All of the listing below must be repeated word for word. Pictures are the only thing to omit.
___
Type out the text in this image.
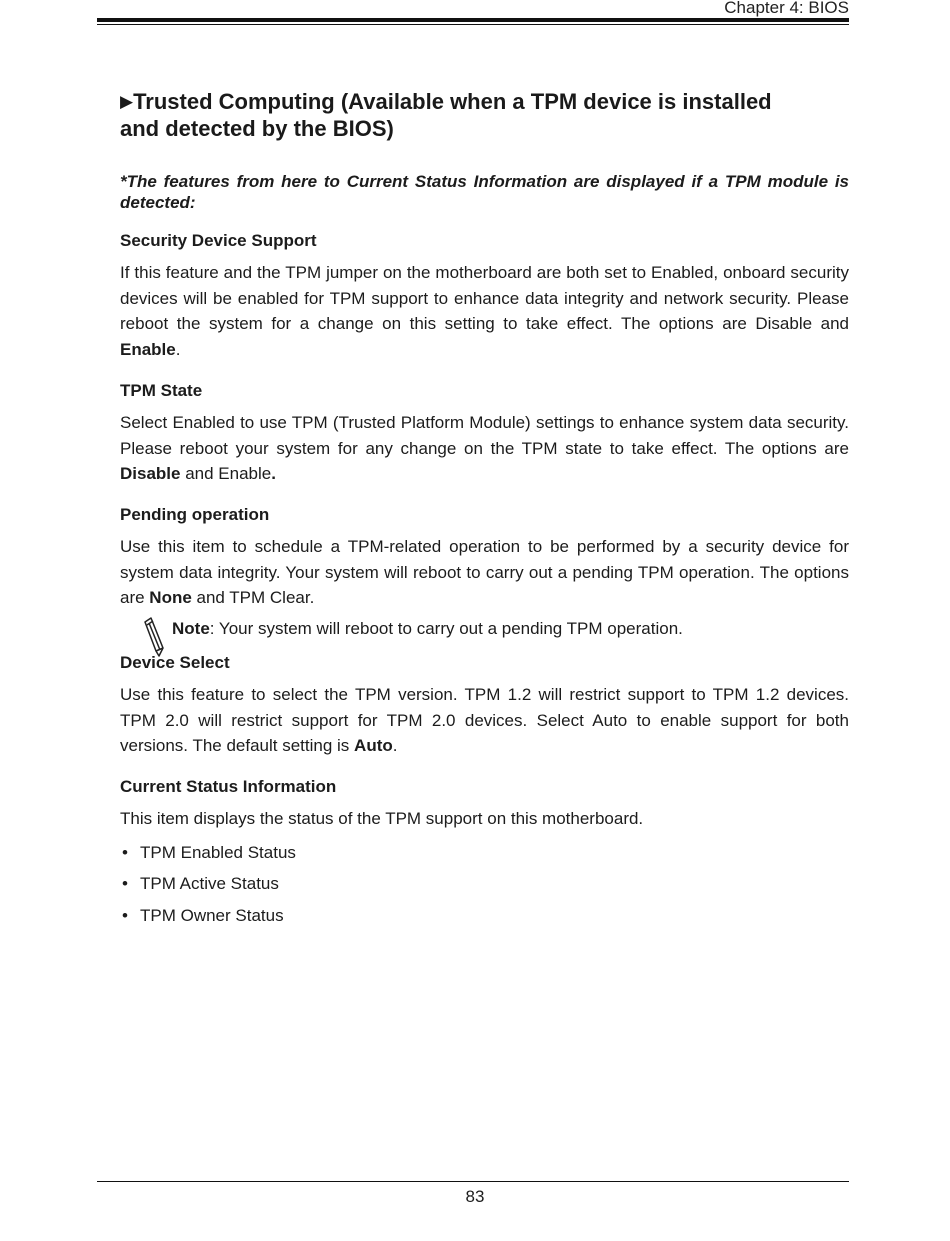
Chapter 4: BIOS
▶Trusted Computing (Available when a TPM device is installed
and detected by the BIOS)

*The features from here to Current Status Information are displayed if a TPM module is detected:

Security Device Support
If this feature and the TPM jumper on the motherboard are both set to Enabled, onboard security devices will be enabled for TPM support to enhance data integrity and network security. Please reboot the system for a change on this setting to take effect. The options are Disable and Enable.
TPM State
Select Enabled to use TPM (Trusted Platform Module) settings to enhance system data security. Please reboot your system for any change on the TPM state to take effect. The options are Disable and Enable.
Pending operation
Use this item to schedule a TPM-related operation to be performed by a security device for system data integrity. Your system will reboot to carry out a pending TPM operation. The options are None and TPM Clear.
Note: Your system will reboot to carry out a pending TPM operation.
Device Select
Use this feature to select the TPM version. TPM 1.2 will restrict support to TPM 1.2 devices. TPM 2.0 will restrict support for TPM 2.0 devices. Select Auto to enable support for both versions. The default setting is Auto.
Current Status Information
This item displays the status of the TPM support on this motherboard.
• TPM Enabled Status
• TPM Active Status
• TPM Owner Status
83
___
- [Answer below]:
Type out the text in this image.
Chapter 4: BIOS
▶Trusted Computing (Available when a TPM device is installed
and detected by the BIOS)

*The features from here to Current Status Information are displayed if a TPM module is detected:

Security Device Support
If this feature and the TPM jumper on the motherboard are both set to Enabled, onboard security devices will be enabled for TPM support to enhance data integrity and network security. Please reboot the system for a change on this setting to take effect. The options are Disable and Enable.
TPM State
Select Enabled to use TPM (Trusted Platform Module) settings to enhance system data security. Please reboot your system for any change on the TPM state to take effect. The options are Disable and Enable.
Pending operation
Use this item to schedule a TPM-related operation to be performed by a security device for system data integrity. Your system will reboot to carry out a pending TPM operation. The options are None and TPM Clear.
Note: Your system will reboot to carry out a pending TPM operation.
Device Select
Use this feature to select the TPM version. TPM 1.2 will restrict support to TPM 1.2 devices. TPM 2.0 will restrict support for TPM 2.0 devices. Select Auto to enable support for both versions. The default setting is Auto.
Current Status Information
This item displays the status of the TPM support on this motherboard.
• TPM Enabled Status
• TPM Active Status
• TPM Owner Status
83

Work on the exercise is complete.